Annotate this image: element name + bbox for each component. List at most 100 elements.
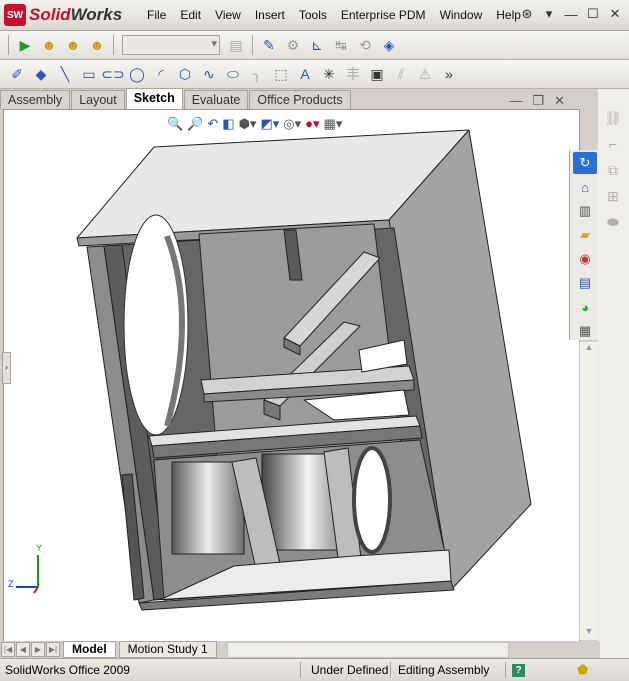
run-icon[interactable]: ▶ xyxy=(14,34,36,56)
tab-layout[interactable]: Layout xyxy=(71,90,125,109)
last-tab-icon[interactable]: ▶| xyxy=(46,642,60,657)
close-button[interactable]: ✕ xyxy=(605,5,625,23)
hook-icon[interactable]: ⌐ xyxy=(601,133,625,155)
pattern-icon[interactable]: ⊞ xyxy=(601,185,625,207)
first-tab-icon[interactable]: |◀ xyxy=(1,642,15,657)
user3-icon[interactable]: ☻ xyxy=(86,34,108,56)
minimize-button[interactable]: — xyxy=(561,5,581,23)
user1-icon[interactable]: ☻ xyxy=(38,34,60,56)
configuration-combo[interactable] xyxy=(122,35,220,55)
menu-bar: File Edit View Insert Tools Enterprise P… xyxy=(140,0,528,30)
circle-icon[interactable]: ◯ xyxy=(126,63,148,85)
offset-icon[interactable]: ⫽ xyxy=(390,63,412,85)
fillet-icon[interactable]: ╮ xyxy=(246,63,268,85)
assembly-toolbar: ▶ ☻ ☻ ☻ ▤ ✎ ⚙ ⊾ ↹ ⟲ ◈ xyxy=(0,31,629,60)
copy-icon[interactable]: ▤ xyxy=(225,34,247,56)
status-divider xyxy=(300,662,301,678)
vertical-scrollbar[interactable]: ▲ ▼ xyxy=(579,342,598,640)
ellipse-icon[interactable]: ⬭ xyxy=(222,63,244,85)
home-icon[interactable]: ⌂ xyxy=(573,176,597,198)
doc-minimize-button[interactable]: — xyxy=(509,93,522,109)
custom-properties-icon[interactable]: ▦ xyxy=(573,320,597,342)
document-window-controls: — ❐ ✕ xyxy=(509,93,565,109)
doc-close-button[interactable]: ✕ xyxy=(554,93,565,109)
previous-tab-icon[interactable]: ◀ xyxy=(16,642,30,657)
solidworks-logo[interactable]: SW SolidWorks xyxy=(4,4,122,26)
tab-evaluate[interactable]: Evaluate xyxy=(183,90,249,109)
maximize-button[interactable]: ☐ xyxy=(583,5,603,23)
tab-motion-study-1[interactable]: Motion Study 1 xyxy=(118,641,217,658)
triad-z-label: Z xyxy=(8,579,14,589)
window-controls: ⊛ ▾ — ☐ ✕ xyxy=(517,5,625,23)
status-definition: Under Defined xyxy=(311,663,389,677)
status-product: SolidWorks Office 2009 xyxy=(5,663,130,677)
text-icon[interactable]: A xyxy=(294,63,316,85)
solidworks-resources-icon[interactable]: ↻ xyxy=(573,152,597,174)
stack-icon[interactable]: ⬬ xyxy=(601,211,625,233)
horizontal-scrollbar[interactable] xyxy=(226,641,509,658)
spline-icon[interactable]: ∿ xyxy=(198,63,220,85)
help-icon[interactable]: ? xyxy=(512,663,525,677)
app-name-part1: Solid xyxy=(29,5,71,24)
scroll-down-icon[interactable]: ▼ xyxy=(580,626,598,640)
chevron-down-icon[interactable]: ▾ xyxy=(539,5,559,23)
rectangle-icon[interactable]: ▭ xyxy=(78,63,100,85)
arc-icon[interactable]: ◜ xyxy=(150,63,172,85)
doc-restore-button[interactable]: ❐ xyxy=(532,93,544,109)
tab-office-products[interactable]: Office Products xyxy=(249,90,351,109)
search-icon[interactable]: ◉ xyxy=(573,248,597,270)
rebuild-icon[interactable]: ⬟ xyxy=(577,662,588,678)
scroll-up-icon[interactable]: ▲ xyxy=(580,342,598,356)
menu-enterprise-pdm[interactable]: Enterprise PDM xyxy=(334,8,433,22)
graphics-area[interactable]: 🔍 🔎 ↶ ◧ ⬢▾ ◩▾ ◎▾ ●▾ ▦▾ Y Z › xyxy=(2,109,580,643)
design-library-icon[interactable]: ▥ xyxy=(573,200,597,222)
appearances-icon[interactable]: ◕ xyxy=(573,296,597,318)
tab-model[interactable]: Model xyxy=(63,641,116,658)
point-icon[interactable]: ✳ xyxy=(318,63,340,85)
user2-icon[interactable]: ☻ xyxy=(62,34,84,56)
chain-icon[interactable]: ⛓ xyxy=(601,107,625,129)
task-pane: ↻ ⌂ ▥ ▰ ◉ ▤ ◕ ▦ xyxy=(569,150,600,340)
menu-edit[interactable]: Edit xyxy=(173,8,208,22)
plane-icon[interactable]: ⬚ xyxy=(270,63,292,85)
menu-tools[interactable]: Tools xyxy=(292,8,334,22)
tab-sketch[interactable]: Sketch xyxy=(125,88,183,109)
next-tab-icon[interactable]: ▶ xyxy=(31,642,45,657)
toolbar-separator xyxy=(252,35,253,55)
convert-entities-icon[interactable]: ▣ xyxy=(366,63,388,85)
menu-file[interactable]: File xyxy=(140,8,173,22)
line-icon[interactable]: ╲ xyxy=(54,63,76,85)
trim-icon[interactable]: 丰 xyxy=(342,63,364,85)
app-name: SolidWorks xyxy=(29,5,122,25)
status-divider xyxy=(505,662,506,678)
expand-panel-handle[interactable]: › xyxy=(2,352,11,384)
warning-icon[interactable]: ⚠ xyxy=(414,63,436,85)
edit-component-icon[interactable]: ✎ xyxy=(258,34,280,56)
move-component-icon[interactable]: ↹ xyxy=(330,34,352,56)
coordinate-triad: Y Z xyxy=(8,543,48,595)
smart-fasteners-icon[interactable]: ◈ xyxy=(378,34,400,56)
assembly-model[interactable] xyxy=(4,110,579,642)
pin-icon[interactable]: ⊛ xyxy=(517,5,537,23)
sketch-toolbar: ✐ ◆ ╲ ▭ ⊂⊃ ◯ ◜ ⬡ ∿ ⬭ ╮ ⬚ A ✳ 丰 ▣ ⫽ ⚠ » xyxy=(0,60,629,89)
mate-icon[interactable]: ⊾ xyxy=(306,34,328,56)
status-mode: Editing Assembly xyxy=(398,663,490,677)
file-explorer-icon[interactable]: ▰ xyxy=(573,224,597,246)
view-palette-icon[interactable]: ▤ xyxy=(573,272,597,294)
rotate-component-icon[interactable]: ⟲ xyxy=(354,34,376,56)
smart-dimension-icon[interactable]: ◆ xyxy=(30,63,52,85)
status-divider xyxy=(390,662,391,678)
insert-component-icon[interactable]: ⚙ xyxy=(282,34,304,56)
slot-icon[interactable]: ⊂⊃ xyxy=(101,63,124,85)
menu-insert[interactable]: Insert xyxy=(248,8,292,22)
tab-assembly[interactable]: Assembly xyxy=(0,90,71,109)
component-icon[interactable]: ⧉ xyxy=(601,159,625,181)
menu-window[interactable]: Window xyxy=(433,8,490,22)
status-bar: SolidWorks Office 2009 Under Defined Edi… xyxy=(0,658,629,681)
feature-panel: ⛓ ⌐ ⧉ ⊞ ⬬ xyxy=(598,89,629,658)
more-icon[interactable]: » xyxy=(438,63,460,85)
menu-view[interactable]: View xyxy=(208,8,248,22)
toolbar-separator xyxy=(113,35,114,55)
sketch-icon[interactable]: ✐ xyxy=(6,63,28,85)
polygon-icon[interactable]: ⬡ xyxy=(174,63,196,85)
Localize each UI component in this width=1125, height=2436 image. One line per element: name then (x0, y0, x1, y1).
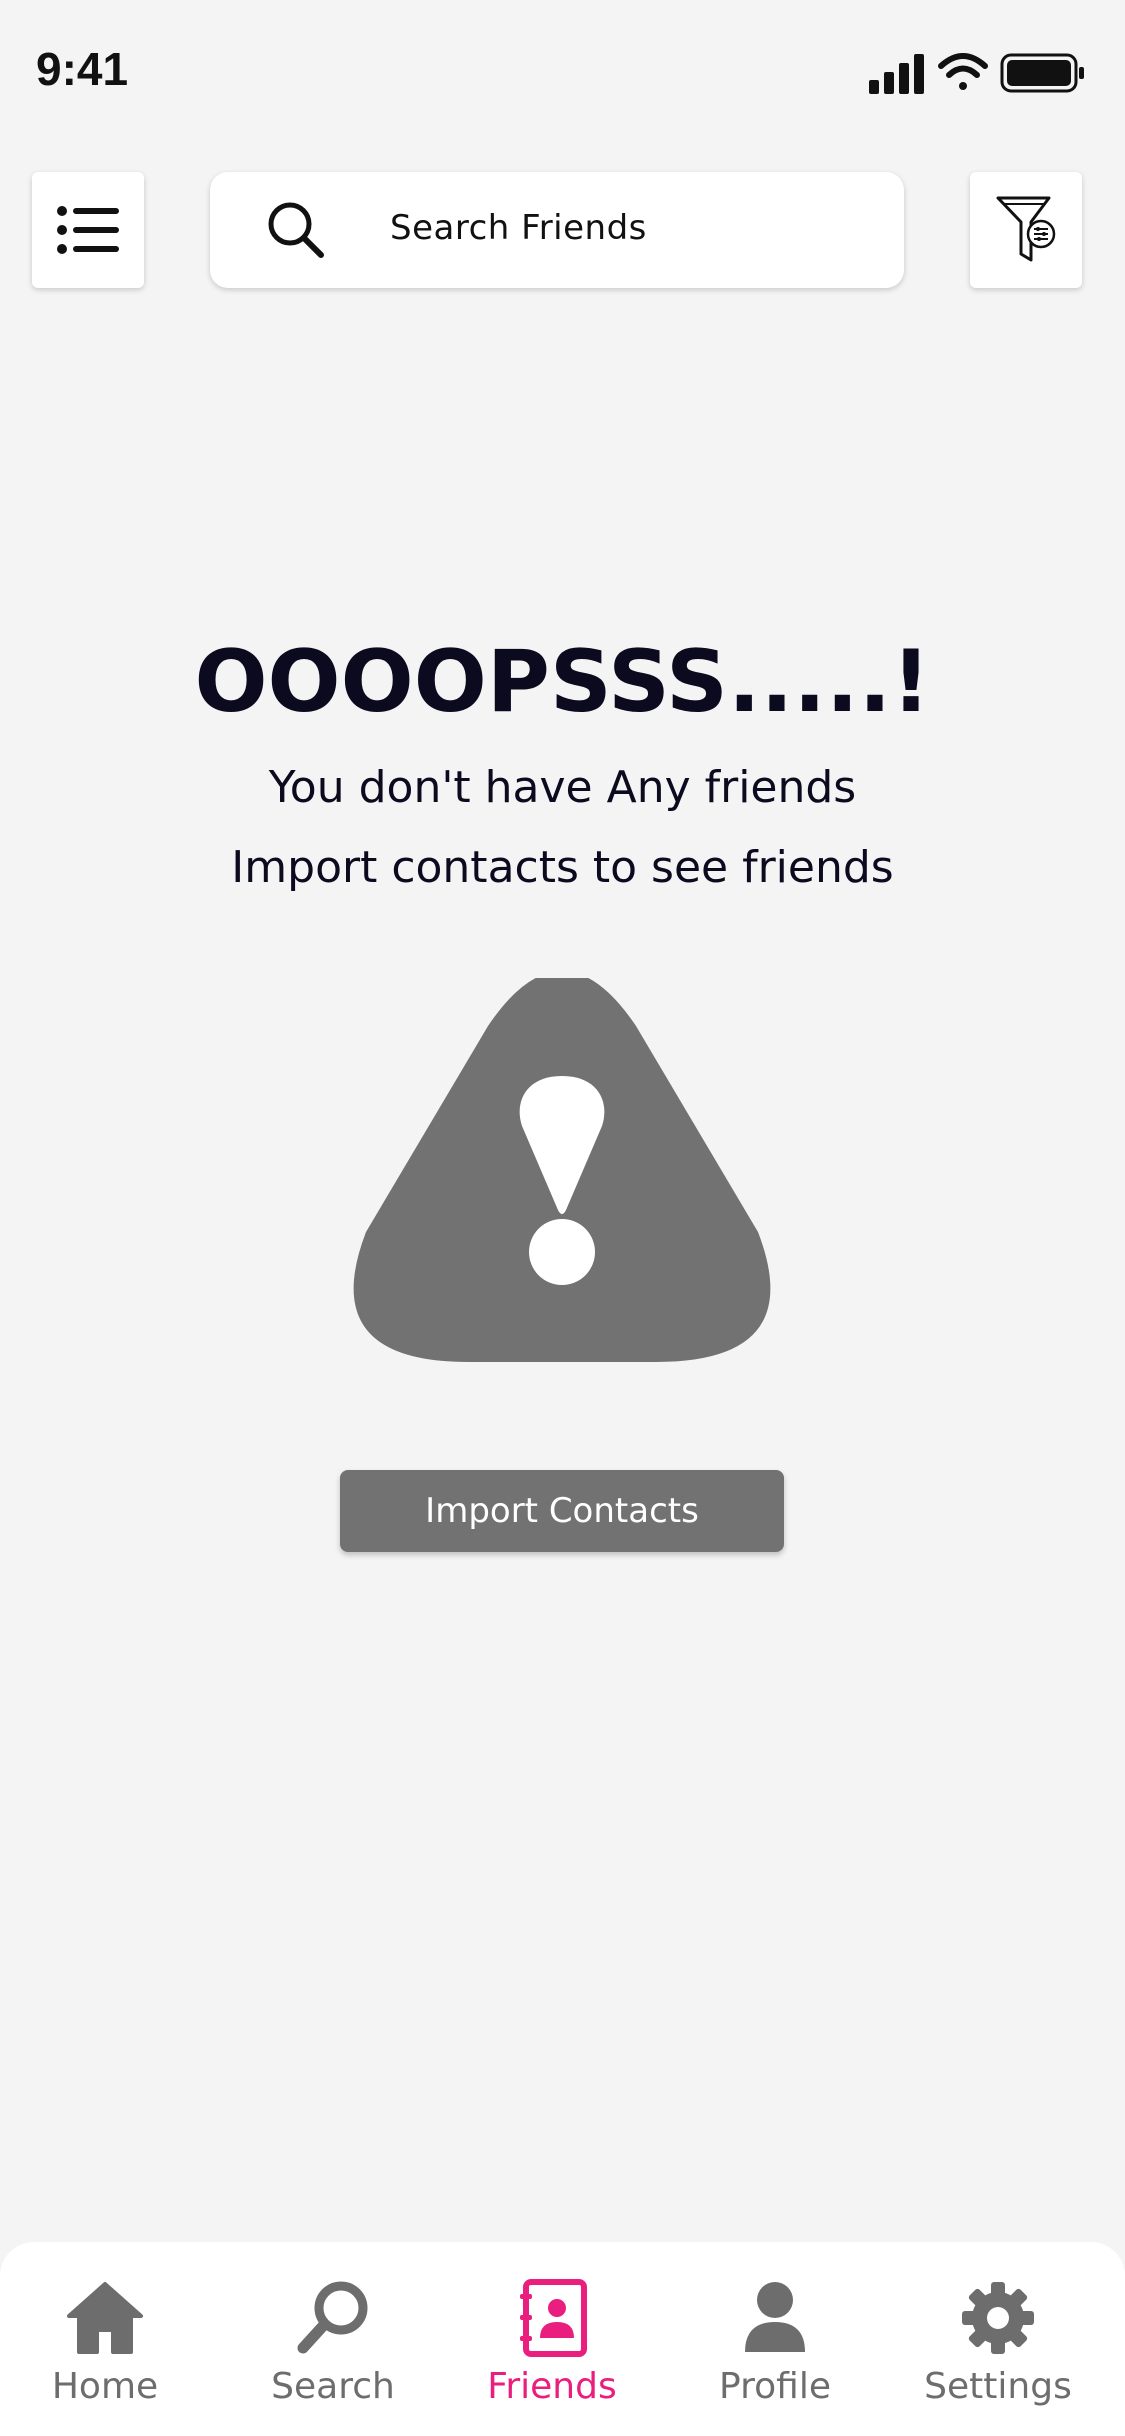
search-icon (268, 202, 324, 258)
tab-settings-label: Settings (924, 2366, 1072, 2407)
menu-button[interactable] (32, 172, 144, 288)
tab-home-label: Home (51, 2366, 159, 2407)
battery-icon (1000, 53, 1084, 93)
home-icon (67, 2282, 143, 2354)
empty-state-hint: Import contacts to see friends (231, 842, 894, 893)
tab-friends-label: Friends (487, 2366, 617, 2407)
status-icons (869, 53, 1084, 94)
tab-search[interactable]: Search (233, 2278, 433, 2428)
tab-bar: Home Search Friends Profile Settings (0, 2242, 1125, 2436)
empty-state-title: OOOOPSSS.....! (194, 632, 931, 732)
filter-button[interactable] (970, 172, 1082, 288)
gear-icon (962, 2282, 1034, 2354)
status-time: 9:41 (36, 43, 129, 95)
list-icon (57, 206, 119, 254)
contacts-book-icon (520, 2279, 587, 2357)
tab-search-label: Search (271, 2366, 395, 2407)
search-icon (297, 2281, 368, 2354)
tab-profile[interactable]: Profile (675, 2278, 875, 2428)
import-contacts-button[interactable]: Import Contacts (340, 1470, 784, 1552)
tab-home[interactable]: Home (5, 2278, 205, 2428)
funnel-settings-icon (996, 196, 1056, 262)
signal-icon (869, 54, 924, 94)
tab-friends[interactable]: Friends (452, 2278, 652, 2428)
warning-triangle-icon (353, 978, 771, 1362)
tab-settings[interactable]: Settings (898, 2278, 1098, 2428)
search-field[interactable]: Search Friends (210, 172, 904, 288)
wifi-icon (938, 53, 988, 90)
person-icon (745, 2282, 805, 2352)
tab-profile-label: Profile (719, 2366, 831, 2407)
search-placeholder: Search Friends (390, 208, 647, 248)
empty-state-message: You don't have Any friends (268, 762, 857, 813)
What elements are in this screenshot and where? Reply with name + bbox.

WRITTEN REQUEST ::
In the records, retype each line word for word, starting at the line that contains "search-icon (268, 202, 324, 258)" and ending after the line that contains "warning-triangle-icon (353, 978, 771, 1362)".

RESPONSE BELOW ::
search-icon (268, 202, 324, 258)
tab-settings-label: Settings (924, 2366, 1072, 2407)
menu-button[interactable] (32, 172, 144, 288)
tab-home-label: Home (51, 2366, 159, 2407)
battery-icon (1000, 53, 1084, 93)
home-icon (67, 2282, 143, 2354)
empty-state-hint: Import contacts to see friends (231, 842, 894, 893)
tab-friends-label: Friends (487, 2366, 617, 2407)
status-icons (869, 53, 1084, 94)
tab-search[interactable]: Search (233, 2278, 433, 2428)
tab-bar: Home Search Friends Profile Settings (0, 2242, 1125, 2436)
empty-state-title: OOOOPSSS.....! (194, 632, 931, 732)
filter-button[interactable] (970, 172, 1082, 288)
gear-icon (962, 2282, 1034, 2354)
status-time: 9:41 (36, 43, 129, 95)
list-icon (57, 206, 119, 254)
contacts-book-icon (520, 2279, 587, 2357)
tab-search-label: Search (271, 2366, 395, 2407)
search-icon (297, 2281, 368, 2354)
tab-profile[interactable]: Profile (675, 2278, 875, 2428)
import-contacts-button[interactable]: Import Contacts (340, 1470, 784, 1552)
tab-home[interactable]: Home (5, 2278, 205, 2428)
funnel-settings-icon (996, 196, 1056, 262)
signal-icon (869, 54, 924, 94)
tab-friends[interactable]: Friends (452, 2278, 652, 2428)
warning-triangle-icon (353, 978, 771, 1362)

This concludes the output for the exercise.